▶ **Your goal**
Keep only the lines of the listing that include the word "richting", and copy them.

[Saved entries]
══════════════════════════════

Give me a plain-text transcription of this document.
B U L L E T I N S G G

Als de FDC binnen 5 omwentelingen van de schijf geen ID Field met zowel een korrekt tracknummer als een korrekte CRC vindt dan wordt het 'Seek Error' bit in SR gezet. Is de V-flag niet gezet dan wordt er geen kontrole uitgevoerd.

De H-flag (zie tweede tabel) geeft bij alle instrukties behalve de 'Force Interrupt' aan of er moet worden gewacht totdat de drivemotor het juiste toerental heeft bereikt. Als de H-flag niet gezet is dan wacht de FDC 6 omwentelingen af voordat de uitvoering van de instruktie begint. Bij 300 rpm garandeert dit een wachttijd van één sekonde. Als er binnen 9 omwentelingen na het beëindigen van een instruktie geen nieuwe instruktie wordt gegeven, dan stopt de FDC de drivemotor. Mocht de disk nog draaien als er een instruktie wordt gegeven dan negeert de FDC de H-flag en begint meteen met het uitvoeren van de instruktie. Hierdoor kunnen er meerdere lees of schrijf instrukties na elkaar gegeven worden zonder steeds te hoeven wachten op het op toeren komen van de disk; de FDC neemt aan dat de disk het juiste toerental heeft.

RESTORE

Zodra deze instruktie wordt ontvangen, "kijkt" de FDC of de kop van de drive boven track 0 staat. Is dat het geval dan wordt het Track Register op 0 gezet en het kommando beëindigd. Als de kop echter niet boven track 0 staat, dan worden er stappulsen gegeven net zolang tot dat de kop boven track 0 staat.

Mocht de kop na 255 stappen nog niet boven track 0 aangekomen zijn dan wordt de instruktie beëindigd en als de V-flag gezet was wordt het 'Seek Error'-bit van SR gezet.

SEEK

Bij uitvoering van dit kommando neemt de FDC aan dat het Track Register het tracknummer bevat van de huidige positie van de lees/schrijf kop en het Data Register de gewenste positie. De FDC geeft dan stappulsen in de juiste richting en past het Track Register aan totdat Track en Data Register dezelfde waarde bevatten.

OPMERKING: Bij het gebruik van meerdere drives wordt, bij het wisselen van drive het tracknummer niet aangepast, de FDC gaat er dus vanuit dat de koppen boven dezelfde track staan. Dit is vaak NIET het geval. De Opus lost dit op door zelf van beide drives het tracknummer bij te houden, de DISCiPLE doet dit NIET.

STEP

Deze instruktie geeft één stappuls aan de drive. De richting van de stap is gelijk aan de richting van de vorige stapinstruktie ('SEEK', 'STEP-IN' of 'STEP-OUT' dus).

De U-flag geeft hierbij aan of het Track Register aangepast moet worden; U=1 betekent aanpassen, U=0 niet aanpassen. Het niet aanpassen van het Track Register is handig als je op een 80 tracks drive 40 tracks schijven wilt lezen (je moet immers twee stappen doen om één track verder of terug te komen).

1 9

══════════════════════════════

▶ **Answer for the task**
Bij uitvoering van dit kommando neemt de FDC aan dat het Track Register het tracknummer bevat van de huidige positie van de lees/schrijf kop en het Data Register de gewenste positie. De FDC geeft dan stappulsen in de juiste richting en past het Track Register aan totdat Track en Data Register dezelfde waarde bevatten.
Deze instruktie geeft één stappuls aan de drive. De richting van de stap is gelijk aan de richting van de vorige stapinstruktie ('SEEK', 'STEP-IN' of 'STEP-OUT' dus).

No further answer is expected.